→ **WHAT TO PRODUCE**
Copy the items between the line containing "List all visible" and the line containing "response-time-metrics: 190.39msOverall Avg", inclusive, reproducing each line verbatim. Omit the pictures.

→ **SUPPLIED INFORMATION**
--

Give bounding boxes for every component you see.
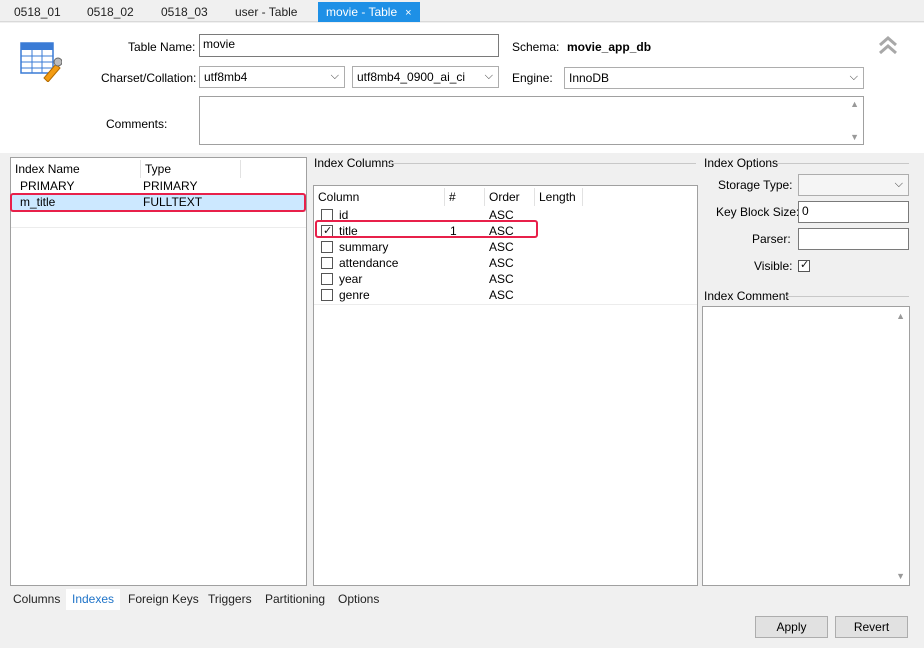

--

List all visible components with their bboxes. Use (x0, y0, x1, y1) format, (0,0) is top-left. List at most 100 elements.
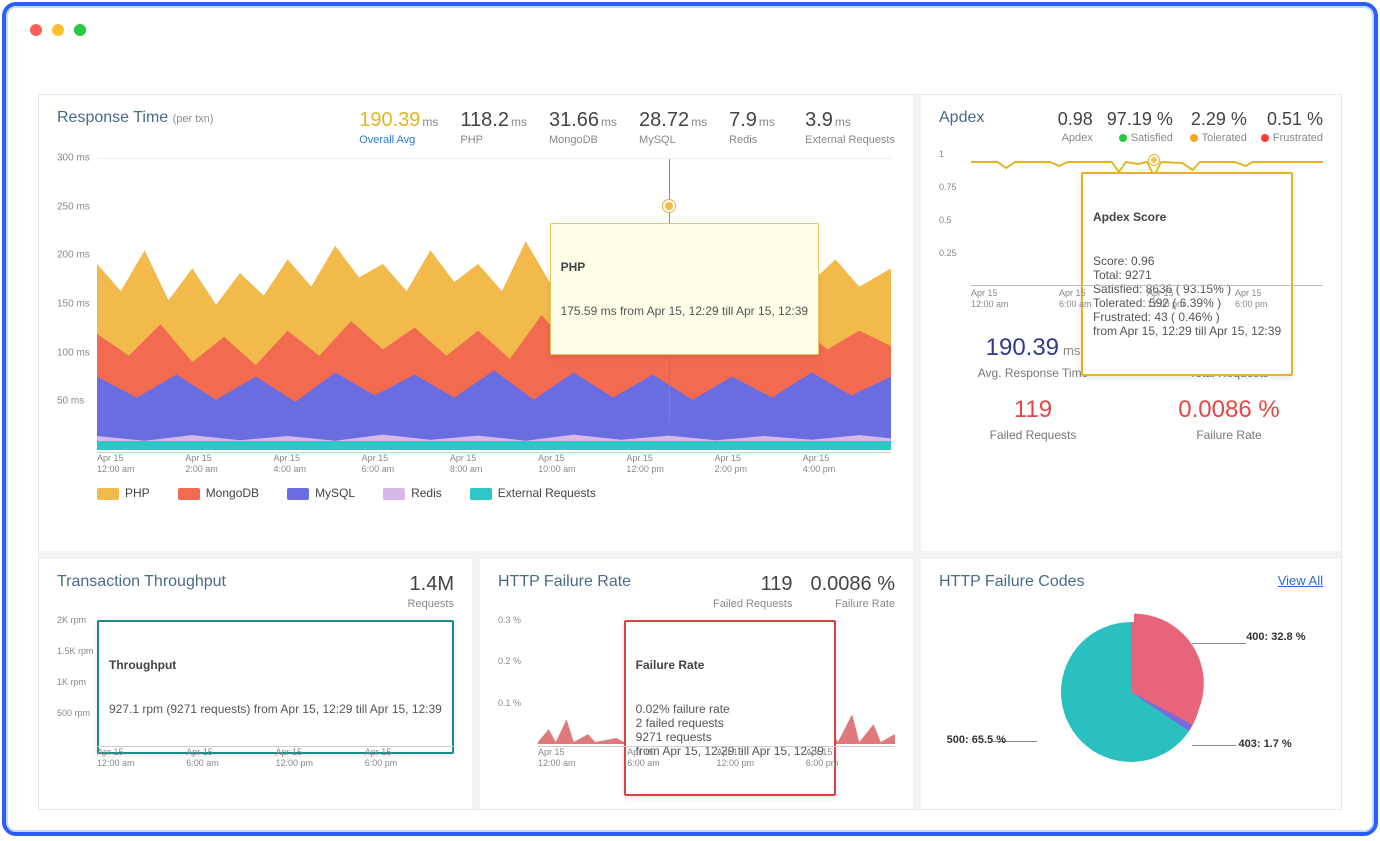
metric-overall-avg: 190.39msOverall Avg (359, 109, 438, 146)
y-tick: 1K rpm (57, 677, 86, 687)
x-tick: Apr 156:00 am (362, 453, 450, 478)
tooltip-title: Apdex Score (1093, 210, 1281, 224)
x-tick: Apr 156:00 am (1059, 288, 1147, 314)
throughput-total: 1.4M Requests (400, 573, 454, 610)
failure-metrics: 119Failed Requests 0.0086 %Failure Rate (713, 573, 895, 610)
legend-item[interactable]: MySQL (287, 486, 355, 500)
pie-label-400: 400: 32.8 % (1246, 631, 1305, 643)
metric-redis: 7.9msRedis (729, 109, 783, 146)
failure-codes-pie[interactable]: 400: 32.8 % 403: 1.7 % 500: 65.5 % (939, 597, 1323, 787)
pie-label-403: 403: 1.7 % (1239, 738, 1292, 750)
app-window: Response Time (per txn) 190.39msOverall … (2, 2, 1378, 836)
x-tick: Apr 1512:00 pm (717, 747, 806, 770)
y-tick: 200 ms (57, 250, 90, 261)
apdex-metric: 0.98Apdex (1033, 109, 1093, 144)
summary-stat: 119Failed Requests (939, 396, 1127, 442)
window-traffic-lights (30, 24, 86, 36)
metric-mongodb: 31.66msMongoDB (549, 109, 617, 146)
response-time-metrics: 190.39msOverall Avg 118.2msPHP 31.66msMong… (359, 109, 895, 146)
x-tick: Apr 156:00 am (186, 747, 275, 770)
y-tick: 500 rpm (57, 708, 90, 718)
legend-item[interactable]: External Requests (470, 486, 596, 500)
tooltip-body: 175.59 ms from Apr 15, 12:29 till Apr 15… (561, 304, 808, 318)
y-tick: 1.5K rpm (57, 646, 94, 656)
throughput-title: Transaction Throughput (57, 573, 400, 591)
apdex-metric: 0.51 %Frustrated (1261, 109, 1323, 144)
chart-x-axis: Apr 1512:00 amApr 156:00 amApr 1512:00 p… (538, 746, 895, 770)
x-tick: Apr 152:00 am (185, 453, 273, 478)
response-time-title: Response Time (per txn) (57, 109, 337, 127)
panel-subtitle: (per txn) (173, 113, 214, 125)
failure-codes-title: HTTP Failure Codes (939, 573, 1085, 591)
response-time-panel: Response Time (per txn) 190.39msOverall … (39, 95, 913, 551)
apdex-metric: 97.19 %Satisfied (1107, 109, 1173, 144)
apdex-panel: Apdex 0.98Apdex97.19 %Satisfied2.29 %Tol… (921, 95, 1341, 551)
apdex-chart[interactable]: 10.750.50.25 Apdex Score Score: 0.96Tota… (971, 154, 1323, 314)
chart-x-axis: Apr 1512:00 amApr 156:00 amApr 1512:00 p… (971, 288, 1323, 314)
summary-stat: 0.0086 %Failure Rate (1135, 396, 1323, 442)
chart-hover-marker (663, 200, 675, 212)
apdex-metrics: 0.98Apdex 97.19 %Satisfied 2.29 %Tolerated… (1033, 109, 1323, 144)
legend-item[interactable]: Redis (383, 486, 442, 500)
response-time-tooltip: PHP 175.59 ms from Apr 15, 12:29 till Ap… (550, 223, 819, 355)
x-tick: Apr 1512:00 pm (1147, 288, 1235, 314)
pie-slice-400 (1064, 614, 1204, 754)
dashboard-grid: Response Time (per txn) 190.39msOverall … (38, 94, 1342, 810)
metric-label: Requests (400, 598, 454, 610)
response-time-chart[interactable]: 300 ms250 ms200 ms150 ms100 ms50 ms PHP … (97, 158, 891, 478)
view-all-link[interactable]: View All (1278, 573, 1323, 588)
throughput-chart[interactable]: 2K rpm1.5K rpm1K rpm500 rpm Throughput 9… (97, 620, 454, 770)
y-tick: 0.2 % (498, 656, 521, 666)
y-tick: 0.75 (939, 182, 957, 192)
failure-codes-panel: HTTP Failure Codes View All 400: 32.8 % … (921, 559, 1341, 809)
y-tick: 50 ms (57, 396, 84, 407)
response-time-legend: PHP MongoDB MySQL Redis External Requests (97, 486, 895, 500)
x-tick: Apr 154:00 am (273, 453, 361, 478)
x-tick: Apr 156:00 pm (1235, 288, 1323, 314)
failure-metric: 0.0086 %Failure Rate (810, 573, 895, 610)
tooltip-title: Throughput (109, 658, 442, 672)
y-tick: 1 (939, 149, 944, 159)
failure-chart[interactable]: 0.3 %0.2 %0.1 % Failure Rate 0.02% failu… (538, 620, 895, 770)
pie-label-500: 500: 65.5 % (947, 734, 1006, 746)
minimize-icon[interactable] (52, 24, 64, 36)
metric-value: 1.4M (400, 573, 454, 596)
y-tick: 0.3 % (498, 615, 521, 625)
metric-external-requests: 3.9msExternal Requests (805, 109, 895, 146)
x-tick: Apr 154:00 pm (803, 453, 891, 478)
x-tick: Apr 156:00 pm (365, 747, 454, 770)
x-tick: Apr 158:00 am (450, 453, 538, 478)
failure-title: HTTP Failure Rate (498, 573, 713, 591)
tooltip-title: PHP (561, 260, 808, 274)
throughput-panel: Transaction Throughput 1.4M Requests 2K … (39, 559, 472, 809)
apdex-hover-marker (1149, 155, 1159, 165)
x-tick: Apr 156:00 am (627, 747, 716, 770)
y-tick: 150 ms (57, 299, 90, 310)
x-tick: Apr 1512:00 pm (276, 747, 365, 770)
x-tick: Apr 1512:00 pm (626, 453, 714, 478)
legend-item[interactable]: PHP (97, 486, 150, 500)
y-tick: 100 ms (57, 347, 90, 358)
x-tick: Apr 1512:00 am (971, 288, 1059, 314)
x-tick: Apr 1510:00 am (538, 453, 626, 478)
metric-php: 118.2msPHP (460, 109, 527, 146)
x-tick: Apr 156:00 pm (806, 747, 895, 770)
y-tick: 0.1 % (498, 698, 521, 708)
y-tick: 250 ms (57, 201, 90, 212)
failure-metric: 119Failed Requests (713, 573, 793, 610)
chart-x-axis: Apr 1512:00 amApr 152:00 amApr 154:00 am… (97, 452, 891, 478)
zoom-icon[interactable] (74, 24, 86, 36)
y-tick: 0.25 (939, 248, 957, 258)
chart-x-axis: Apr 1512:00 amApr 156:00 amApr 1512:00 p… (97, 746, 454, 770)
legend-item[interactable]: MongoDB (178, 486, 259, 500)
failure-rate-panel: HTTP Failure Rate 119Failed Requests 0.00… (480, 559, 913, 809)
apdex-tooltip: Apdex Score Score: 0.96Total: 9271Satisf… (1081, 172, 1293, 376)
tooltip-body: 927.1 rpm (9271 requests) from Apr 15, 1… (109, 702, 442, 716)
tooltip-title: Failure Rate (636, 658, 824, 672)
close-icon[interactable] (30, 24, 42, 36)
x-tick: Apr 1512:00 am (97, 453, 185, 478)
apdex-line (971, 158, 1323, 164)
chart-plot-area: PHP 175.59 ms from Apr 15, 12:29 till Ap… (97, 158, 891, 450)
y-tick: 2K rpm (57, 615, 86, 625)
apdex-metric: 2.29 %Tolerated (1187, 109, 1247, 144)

--

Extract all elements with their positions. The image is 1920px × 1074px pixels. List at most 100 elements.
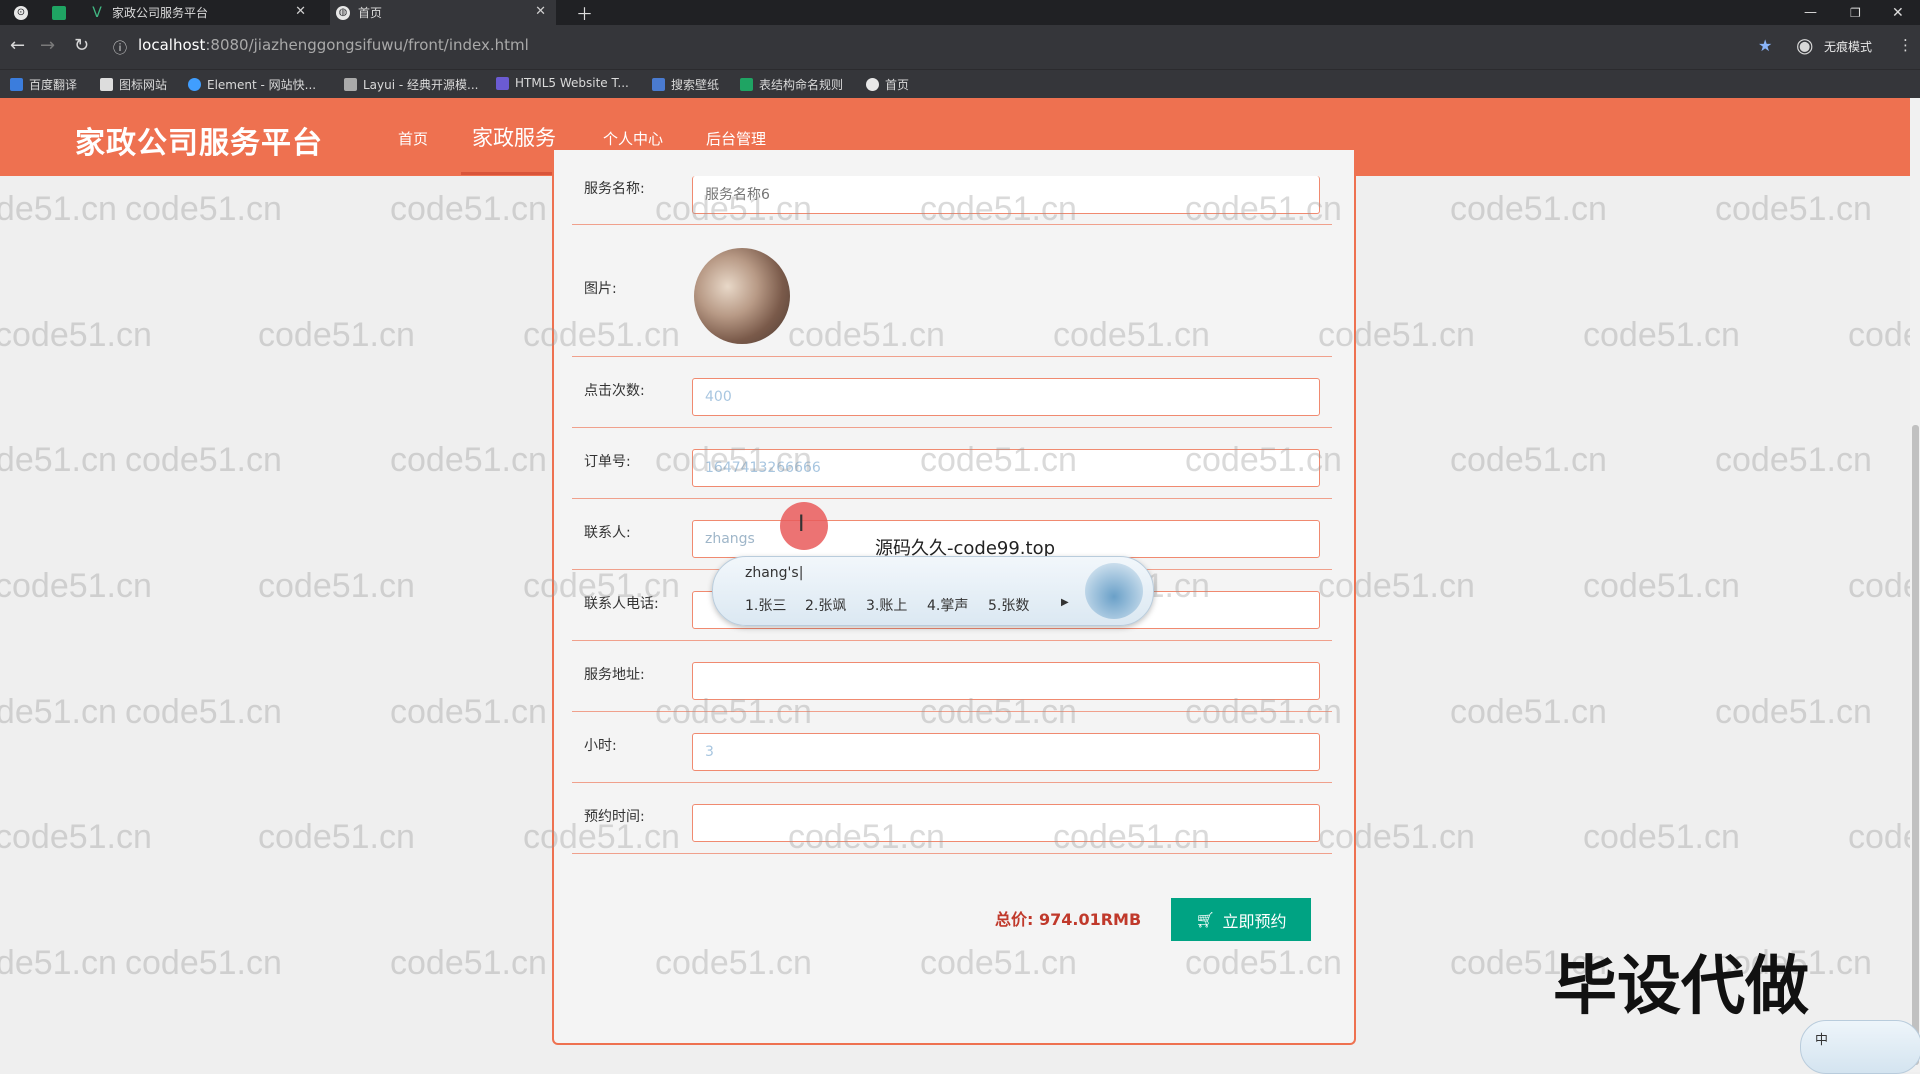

--

→ **WORKED ANSWER**
List all visible components with their bboxes. Use (x0, y0, x1, y1) format, (0,0) is top-left. List at most 100 elements.
metric-overall-avg: 190.39msOverall Avg (359, 109, 438, 146)
y-tick: 1K rpm (57, 677, 86, 687)
x-tick: Apr 156:00 am (362, 453, 450, 478)
tooltip-title: Apdex Score (1093, 210, 1281, 224)
x-tick: Apr 156:00 am (1059, 288, 1147, 314)
throughput-total: 1.4M Requests (400, 573, 454, 610)
failure-metrics: 119Failed Requests 0.0086 %Failure Rate (713, 573, 895, 610)
legend-item[interactable]: MySQL (287, 486, 355, 500)
pie-label-400: 400: 32.8 % (1246, 631, 1305, 643)
metric-redis: 7.9msRedis (729, 109, 783, 146)
failure-codes-pie[interactable]: 400: 32.8 % 403: 1.7 % 500: 65.5 % (939, 597, 1323, 787)
pie-label-403: 403: 1.7 % (1239, 738, 1292, 750)
app-window: Response Time (per txn) 190.39msOverall … (2, 2, 1378, 836)
x-tick: Apr 1512:00 pm (717, 747, 806, 770)
y-tick: 200 ms (57, 250, 90, 261)
apdex-metric: 0.98Apdex (1033, 109, 1093, 144)
summary-stat: 119Failed Requests (939, 396, 1127, 442)
window-traffic-lights (30, 24, 86, 36)
metric-mongodb: 31.66msMongoDB (549, 109, 617, 146)
response-time-metrics: 190.39msOverall Avg 118.2msPHP 31.66msMong… (359, 109, 895, 146)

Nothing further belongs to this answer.